-- Start Available data --

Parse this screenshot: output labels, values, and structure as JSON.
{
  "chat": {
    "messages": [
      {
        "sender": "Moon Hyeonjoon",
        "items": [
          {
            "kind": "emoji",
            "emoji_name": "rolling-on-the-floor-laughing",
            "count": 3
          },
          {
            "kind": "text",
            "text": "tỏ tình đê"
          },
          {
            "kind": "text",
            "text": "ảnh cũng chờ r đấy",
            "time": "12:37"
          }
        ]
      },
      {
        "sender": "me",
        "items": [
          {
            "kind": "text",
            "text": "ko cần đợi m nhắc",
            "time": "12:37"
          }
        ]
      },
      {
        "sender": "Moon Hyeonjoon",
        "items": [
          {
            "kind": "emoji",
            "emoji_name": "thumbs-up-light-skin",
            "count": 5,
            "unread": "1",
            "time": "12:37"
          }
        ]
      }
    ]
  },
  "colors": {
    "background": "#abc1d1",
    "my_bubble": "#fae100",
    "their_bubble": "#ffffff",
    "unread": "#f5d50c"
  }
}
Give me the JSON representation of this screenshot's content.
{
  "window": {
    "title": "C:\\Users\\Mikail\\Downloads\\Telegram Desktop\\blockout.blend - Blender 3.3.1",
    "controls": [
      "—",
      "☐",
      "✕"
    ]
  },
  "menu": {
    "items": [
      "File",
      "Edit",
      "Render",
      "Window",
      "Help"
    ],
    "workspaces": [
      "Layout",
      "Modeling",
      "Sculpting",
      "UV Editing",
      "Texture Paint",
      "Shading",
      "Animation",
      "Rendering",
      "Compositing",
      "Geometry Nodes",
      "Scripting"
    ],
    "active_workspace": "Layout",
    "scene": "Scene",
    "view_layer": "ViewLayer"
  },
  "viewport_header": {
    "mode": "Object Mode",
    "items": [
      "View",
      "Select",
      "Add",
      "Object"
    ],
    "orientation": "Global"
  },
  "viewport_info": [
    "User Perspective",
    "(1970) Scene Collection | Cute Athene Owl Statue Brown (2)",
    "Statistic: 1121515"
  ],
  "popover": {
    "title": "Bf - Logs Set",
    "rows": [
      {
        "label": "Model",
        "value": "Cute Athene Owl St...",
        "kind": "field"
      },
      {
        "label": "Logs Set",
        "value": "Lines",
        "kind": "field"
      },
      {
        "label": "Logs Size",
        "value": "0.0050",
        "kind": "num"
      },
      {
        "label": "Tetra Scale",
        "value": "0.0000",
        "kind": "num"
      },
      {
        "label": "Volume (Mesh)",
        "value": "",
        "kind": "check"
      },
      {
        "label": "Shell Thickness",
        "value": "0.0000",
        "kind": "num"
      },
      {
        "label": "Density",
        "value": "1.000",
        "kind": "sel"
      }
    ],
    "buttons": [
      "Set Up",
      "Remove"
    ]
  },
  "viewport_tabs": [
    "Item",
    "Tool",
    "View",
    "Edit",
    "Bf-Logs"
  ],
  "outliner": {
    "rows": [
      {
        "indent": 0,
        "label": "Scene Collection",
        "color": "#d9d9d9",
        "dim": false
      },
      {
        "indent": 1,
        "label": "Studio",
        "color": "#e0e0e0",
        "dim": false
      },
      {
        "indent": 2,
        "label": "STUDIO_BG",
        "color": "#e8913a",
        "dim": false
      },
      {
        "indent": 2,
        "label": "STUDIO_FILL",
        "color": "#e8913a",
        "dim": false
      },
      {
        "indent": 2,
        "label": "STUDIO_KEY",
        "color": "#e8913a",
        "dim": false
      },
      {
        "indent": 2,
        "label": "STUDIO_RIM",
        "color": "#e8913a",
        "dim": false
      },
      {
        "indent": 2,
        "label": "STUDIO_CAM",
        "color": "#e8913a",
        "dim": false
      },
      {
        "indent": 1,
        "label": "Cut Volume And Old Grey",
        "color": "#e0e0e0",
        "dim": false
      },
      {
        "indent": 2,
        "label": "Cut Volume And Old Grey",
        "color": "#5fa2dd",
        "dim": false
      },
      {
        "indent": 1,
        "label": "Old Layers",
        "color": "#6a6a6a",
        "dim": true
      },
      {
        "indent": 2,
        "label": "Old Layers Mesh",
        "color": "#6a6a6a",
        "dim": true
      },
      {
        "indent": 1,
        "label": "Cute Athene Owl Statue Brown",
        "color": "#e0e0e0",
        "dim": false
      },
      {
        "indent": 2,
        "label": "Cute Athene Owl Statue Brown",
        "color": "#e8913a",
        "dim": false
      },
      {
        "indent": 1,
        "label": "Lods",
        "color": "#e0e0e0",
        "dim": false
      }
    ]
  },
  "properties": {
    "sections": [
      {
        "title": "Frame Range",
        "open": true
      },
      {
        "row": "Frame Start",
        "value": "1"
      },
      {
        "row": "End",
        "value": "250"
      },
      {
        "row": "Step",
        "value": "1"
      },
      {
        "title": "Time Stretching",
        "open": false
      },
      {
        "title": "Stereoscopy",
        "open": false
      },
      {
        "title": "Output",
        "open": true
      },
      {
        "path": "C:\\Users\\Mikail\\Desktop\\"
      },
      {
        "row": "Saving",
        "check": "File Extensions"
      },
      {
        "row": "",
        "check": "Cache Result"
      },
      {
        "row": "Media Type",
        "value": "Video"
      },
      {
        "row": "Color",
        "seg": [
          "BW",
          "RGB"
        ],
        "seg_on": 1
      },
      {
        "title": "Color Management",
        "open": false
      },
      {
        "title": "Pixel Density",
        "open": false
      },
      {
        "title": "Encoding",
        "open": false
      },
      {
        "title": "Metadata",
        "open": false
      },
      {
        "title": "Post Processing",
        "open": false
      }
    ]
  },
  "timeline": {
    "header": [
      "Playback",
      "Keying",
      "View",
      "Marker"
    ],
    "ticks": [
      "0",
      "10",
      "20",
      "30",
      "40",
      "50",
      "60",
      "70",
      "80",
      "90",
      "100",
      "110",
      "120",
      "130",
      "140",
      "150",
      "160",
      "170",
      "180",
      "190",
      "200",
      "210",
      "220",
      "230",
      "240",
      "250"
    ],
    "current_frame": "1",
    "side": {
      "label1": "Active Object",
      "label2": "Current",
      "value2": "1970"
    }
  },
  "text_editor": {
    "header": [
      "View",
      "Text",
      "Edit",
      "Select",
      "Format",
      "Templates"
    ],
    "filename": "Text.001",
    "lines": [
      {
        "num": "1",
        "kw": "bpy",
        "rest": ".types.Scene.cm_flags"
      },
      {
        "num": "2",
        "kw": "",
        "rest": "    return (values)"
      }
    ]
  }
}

-- End Available data --

## What you will do
Copy every line verbatim.

## Expected answer
Parse this screenshot: output labels, values, and structure as JSON.
{
  "chat": {
    "messages": [
      {
        "sender": "Moon Hyeonjoon",
        "items": [
          {
            "kind": "emoji",
            "emoji_name": "rolling-on-the-floor-laughing",
            "count": 3
          },
          {
            "kind": "text",
            "text": "tỏ tình đê"
          },
          {
            "kind": "text",
            "text": "ảnh cũng chờ r đấy",
            "time": "12:37"
          }
        ]
      },
      {
        "sender": "me",
        "items": [
          {
            "kind": "text",
            "text": "ko cần đợi m nhắc",
            "time": "12:37"
          }
        ]
      },
      {
        "sender": "Moon Hyeonjoon",
        "items": [
          {
            "kind": "emoji",
            "emoji_name": "thumbs-up-light-skin",
            "count": 5,
            "unread": "1",
            "time": "12:37"
          }
        ]
      }
    ]
  },
  "colors": {
    "background": "#abc1d1",
    "my_bubble": "#fae100",
    "their_bubble": "#ffffff",
    "unread": "#f5d50c"
  }
}
Give me the JSON representation of this screenshot's content.
{
  "window": {
    "title": "C:\\Users\\Mikail\\Downloads\\Telegram Desktop\\blockout.blend - Blender 3.3.1",
    "controls": [
      "—",
      "☐",
      "✕"
    ]
  },
  "menu": {
    "items": [
      "File",
      "Edit",
      "Render",
      "Window",
      "Help"
    ],
    "workspaces": [
      "Layout",
      "Modeling",
      "Sculpting",
      "UV Editing",
      "Texture Paint",
      "Shading",
      "Animation",
      "Rendering",
      "Compositing",
      "Geometry Nodes",
      "Scripting"
    ],
    "active_workspace": "Layout",
    "scene": "Scene",
    "view_layer": "ViewLayer"
  },
  "viewport_header": {
    "mode": "Object Mode",
    "items": [
      "View",
      "Select",
      "Add",
      "Object"
    ],
    "orientation": "Global"
  },
  "viewport_info": [
    "User Perspective",
    "(1970) Scene Collection | Cute Athene Owl Statue Brown (2)",
    "Statistic: 1121515"
  ],
  "popover": {
    "title": "Bf - Logs Set",
    "rows": [
      {
        "label": "Model",
        "value": "Cute Athene Owl St...",
        "kind": "field"
      },
      {
        "label": "Logs Set",
        "value": "Lines",
        "kind": "field"
      },
      {
        "label": "Logs Size",
        "value": "0.0050",
        "kind": "num"
      },
      {
        "label": "Tetra Scale",
        "value": "0.0000",
        "kind": "num"
      },
      {
        "label": "Volume (Mesh)",
        "value": "",
        "kind": "check"
      },
      {
        "label": "Shell Thickness",
        "value": "0.0000",
        "kind": "num"
      },
      {
        "label": "Density",
        "value": "1.000",
        "kind": "sel"
      }
    ],
    "buttons": [
      "Set Up",
      "Remove"
    ]
  },
  "viewport_tabs": [
    "Item",
    "Tool",
    "View",
    "Edit",
    "Bf-Logs"
  ],
  "outliner": {
    "rows": [
      {
        "indent": 0,
        "label": "Scene Collection",
        "color": "#d9d9d9",
        "dim": false
      },
      {
        "indent": 1,
        "label": "Studio",
        "color": "#e0e0e0",
        "dim": false
      },
      {
        "indent": 2,
        "label": "STUDIO_BG",
        "color": "#e8913a",
        "dim": false
      },
      {
        "indent": 2,
        "label": "STUDIO_FILL",
        "color": "#e8913a",
        "dim": false
      },
      {
        "indent": 2,
        "label": "STUDIO_KEY",
        "color": "#e8913a",
        "dim": false
      },
      {
        "indent": 2,
        "label": "STUDIO_RIM",
        "color": "#e8913a",
        "dim": false
      },
      {
        "indent": 2,
        "label": "STUDIO_CAM",
        "color": "#e8913a",
        "dim": false
      },
      {
        "indent": 1,
        "label": "Cut Volume And Old Grey",
        "color": "#e0e0e0",
        "dim": false
      },
      {
        "indent": 2,
        "label": "Cut Volume And Old Grey",
        "color": "#5fa2dd",
        "dim": false
      },
      {
        "indent": 1,
        "label": "Old Layers",
        "color": "#6a6a6a",
        "dim": true
      },
      {
        "indent": 2,
        "label": "Old Layers Mesh",
        "color": "#6a6a6a",
        "dim": true
      },
      {
        "indent": 1,
        "label": "Cute Athene Owl Statue Brown",
        "color": "#e0e0e0",
        "dim": false
      },
      {
        "indent": 2,
        "label": "Cute Athene Owl Statue Brown",
        "color": "#e8913a",
        "dim": false
      },
      {
        "indent": 1,
        "label": "Lods",
        "color": "#e0e0e0",
        "dim": false
      }
    ]
  },
  "properties": {
    "sections": [
      {
        "title": "Frame Range",
        "open": true
      },
      {
        "row": "Frame Start",
        "value": "1"
      },
      {
        "row": "End",
        "value": "250"
      },
      {
        "row": "Step",
        "value": "1"
      },
      {
        "title": "Time Stretching",
        "open": false
      },
      {
        "title": "Stereoscopy",
        "open": false
      },
      {
        "title": "Output",
        "open": true
      },
      {
        "path": "C:\\Users\\Mikail\\Desktop\\"
      },
      {
        "row": "Saving",
        "check": "File Extensions"
      },
      {
        "row": "",
        "check": "Cache Result"
      },
      {
        "row": "Media Type",
        "value": "Video"
      },
      {
        "row": "Color",
        "seg": [
          "BW",
          "RGB"
        ],
        "seg_on": 1
      },
      {
        "title": "Color Management",
        "open": false
      },
      {
        "title": "Pixel Density",
        "open": false
      },
      {
        "title": "Encoding",
        "open": false
      },
      {
        "title": "Metadata",
        "open": false
      },
      {
        "title": "Post Processing",
        "open": false
      }
    ]
  },
  "timeline": {
    "header": [
      "Playback",
      "Keying",
      "View",
      "Marker"
    ],
    "ticks": [
      "0",
      "10",
      "20",
      "30",
      "40",
      "50",
      "60",
      "70",
      "80",
      "90",
      "100",
      "110",
      "120",
      "130",
      "140",
      "150",
      "160",
      "170",
      "180",
      "190",
      "200",
      "210",
      "220",
      "230",
      "240",
      "250"
    ],
    "current_frame": "1",
    "side": {
      "label1": "Active Object",
      "label2": "Current",
      "value2": "1970"
    }
  },
  "text_editor": {
    "header": [
      "View",
      "Text",
      "Edit",
      "Select",
      "Format",
      "Templates"
    ],
    "filename": "Text.001",
    "lines": [
      {
        "num": "1",
        "kw": "bpy",
        "rest": ".types.Scene.cm_flags"
      },
      {
        "num": "2",
        "kw": "",
        "rest": "    return (values)"
      }
    ]
  }
}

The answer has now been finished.